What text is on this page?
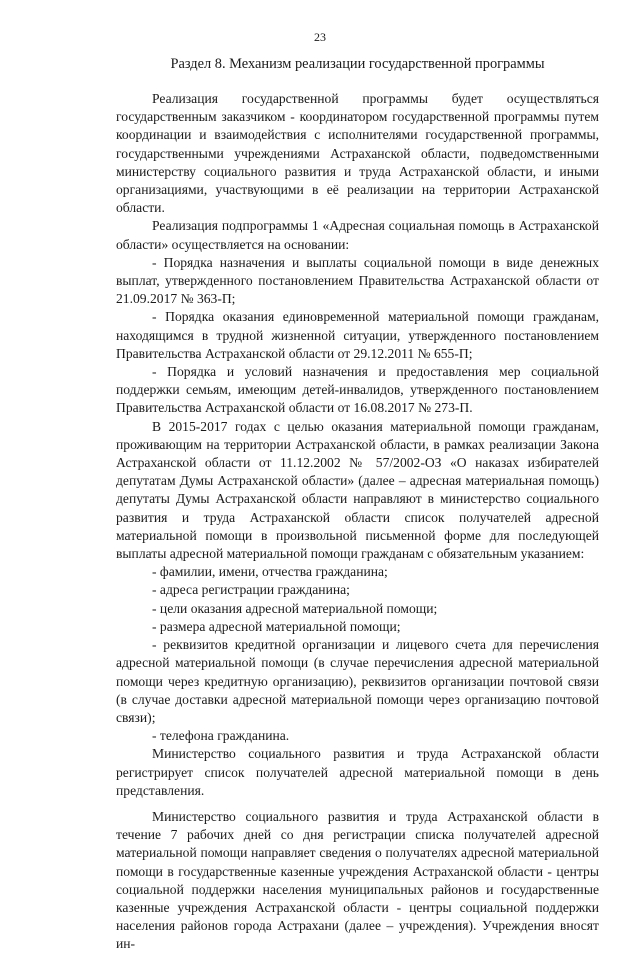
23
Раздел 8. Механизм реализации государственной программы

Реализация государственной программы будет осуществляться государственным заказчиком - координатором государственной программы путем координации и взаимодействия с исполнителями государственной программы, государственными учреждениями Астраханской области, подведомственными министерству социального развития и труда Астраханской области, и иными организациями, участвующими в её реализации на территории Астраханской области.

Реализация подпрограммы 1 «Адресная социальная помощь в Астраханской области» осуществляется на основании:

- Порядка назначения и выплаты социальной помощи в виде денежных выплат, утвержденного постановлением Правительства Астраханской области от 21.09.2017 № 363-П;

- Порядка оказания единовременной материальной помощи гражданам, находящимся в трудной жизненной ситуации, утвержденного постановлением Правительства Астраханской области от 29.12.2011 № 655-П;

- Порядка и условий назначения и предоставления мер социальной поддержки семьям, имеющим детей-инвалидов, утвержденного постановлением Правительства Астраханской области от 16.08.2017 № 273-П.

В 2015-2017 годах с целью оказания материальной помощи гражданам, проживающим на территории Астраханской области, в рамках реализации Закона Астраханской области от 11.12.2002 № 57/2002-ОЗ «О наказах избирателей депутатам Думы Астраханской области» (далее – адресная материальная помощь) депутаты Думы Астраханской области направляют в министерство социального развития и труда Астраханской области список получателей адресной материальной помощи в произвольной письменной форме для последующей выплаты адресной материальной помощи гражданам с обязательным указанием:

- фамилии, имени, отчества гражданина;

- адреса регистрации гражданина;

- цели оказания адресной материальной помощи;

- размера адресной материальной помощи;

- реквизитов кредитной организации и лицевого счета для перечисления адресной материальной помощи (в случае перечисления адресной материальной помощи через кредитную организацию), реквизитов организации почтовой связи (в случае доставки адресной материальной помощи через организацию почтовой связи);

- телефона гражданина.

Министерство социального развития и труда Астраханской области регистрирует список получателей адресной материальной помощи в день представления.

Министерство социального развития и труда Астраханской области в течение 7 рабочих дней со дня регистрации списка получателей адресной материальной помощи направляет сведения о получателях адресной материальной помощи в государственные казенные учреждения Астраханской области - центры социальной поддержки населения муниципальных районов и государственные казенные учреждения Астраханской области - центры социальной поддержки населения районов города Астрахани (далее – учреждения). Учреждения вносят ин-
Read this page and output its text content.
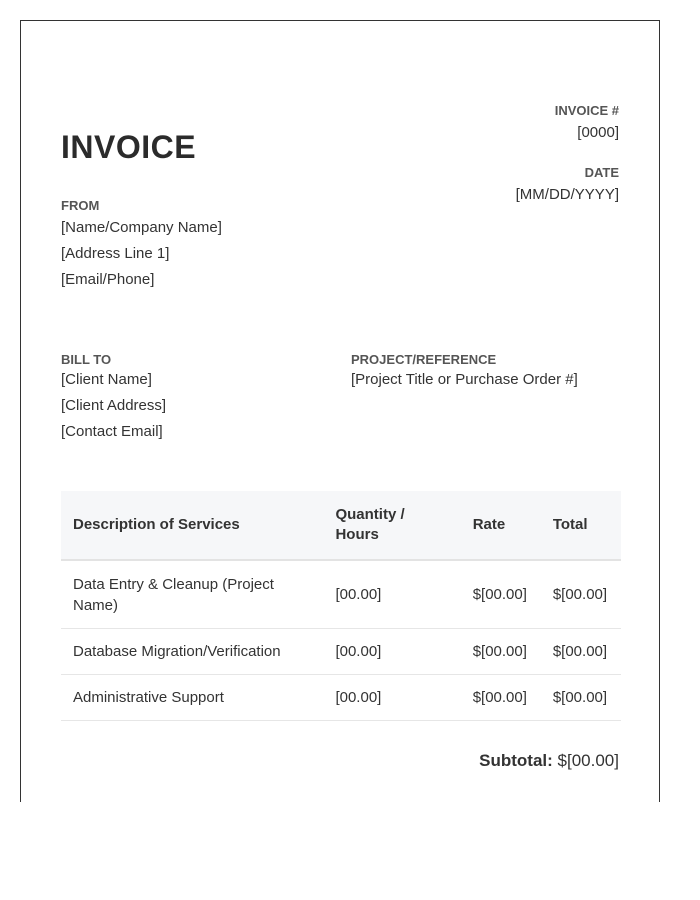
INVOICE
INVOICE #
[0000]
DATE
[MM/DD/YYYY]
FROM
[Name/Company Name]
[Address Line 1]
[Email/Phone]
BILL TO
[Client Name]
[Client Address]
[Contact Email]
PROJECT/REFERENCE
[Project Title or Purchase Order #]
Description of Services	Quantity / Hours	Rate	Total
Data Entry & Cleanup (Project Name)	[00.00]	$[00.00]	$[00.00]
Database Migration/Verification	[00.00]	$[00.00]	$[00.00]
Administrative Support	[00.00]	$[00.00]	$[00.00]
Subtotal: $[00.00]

▬▬▬

Problem to work on –
Return the entries unchanged, save for the pictures, which do not belong in the copy.

Exercise solution –
What text is on this page?
23
Раздел 8. Механизм реализации государственной программы

Реализация государственной программы будет осуществляться государственным заказчиком - координатором государственной программы путем координации и взаимодействия с исполнителями государственной программы, государственными учреждениями Астраханской области, подведомственными министерству социального развития и труда Астраханской области, и иными организациями, участвующими в её реализации на территории Астраханской области.

Реализация подпрограммы 1 «Адресная социальная помощь в Астраханской области» осуществляется на основании:

- Порядка назначения и выплаты социальной помощи в виде денежных выплат, утвержденного постановлением Правительства Астраханской области от 21.09.2017 № 363-П;

- Порядка оказания единовременной материальной помощи гражданам, находящимся в трудной жизненной ситуации, утвержденного постановлением Правительства Астраханской области от 29.12.2011 № 655-П;

- Порядка и условий назначения и предоставления мер социальной поддержки семьям, имеющим детей-инвалидов, утвержденного постановлением Правительства Астраханской области от 16.08.2017 № 273-П.

В 2015-2017 годах с целью оказания материальной помощи гражданам, проживающим на территории Астраханской области, в рамках реализации Закона Астраханской области от 11.12.2002 № 57/2002-ОЗ «О наказах избирателей депутатам Думы Астраханской области» (далее – адресная материальная помощь) депутаты Думы Астраханской области направляют в министерство социального развития и труда Астраханской области список получателей адресной материальной помощи в произвольной письменной форме для последующей выплаты адресной материальной помощи гражданам с обязательным указанием:

- фамилии, имени, отчества гражданина;

- адреса регистрации гражданина;

- цели оказания адресной материальной помощи;

- размера адресной материальной помощи;

- реквизитов кредитной организации и лицевого счета для перечисления адресной материальной помощи (в случае перечисления адресной материальной помощи через кредитную организацию), реквизитов организации почтовой связи (в случае доставки адресной материальной помощи через организацию почтовой связи);

- телефона гражданина.

Министерство социального развития и труда Астраханской области регистрирует список получателей адресной материальной помощи в день представления.

Министерство социального развития и труда Астраханской области в течение 7 рабочих дней со дня регистрации списка получателей адресной материальной помощи направляет сведения о получателях адресной материальной помощи в государственные казенные учреждения Астраханской области - центры социальной поддержки населения муниципальных районов и государственные казенные учреждения Астраханской области - центры социальной поддержки населения районов города Астрахани (далее – учреждения). Учреждения вносят ин-
Read this page and output its text content.
INVOICE
INVOICE #
[0000]
DATE
[MM/DD/YYYY]
FROM
[Name/Company Name]
[Address Line 1]
[Email/Phone]
BILL TO
[Client Name]
[Client Address]
[Contact Email]
PROJECT/REFERENCE
[Project Title or Purchase Order #]
Description of Services	Quantity / Hours	Rate	Total
Data Entry & Cleanup (Project Name)	[00.00]	$[00.00]	$[00.00]
Database Migration/Verification	[00.00]	$[00.00]	$[00.00]
Administrative Support	[00.00]	$[00.00]	$[00.00]
Subtotal: $[00.00]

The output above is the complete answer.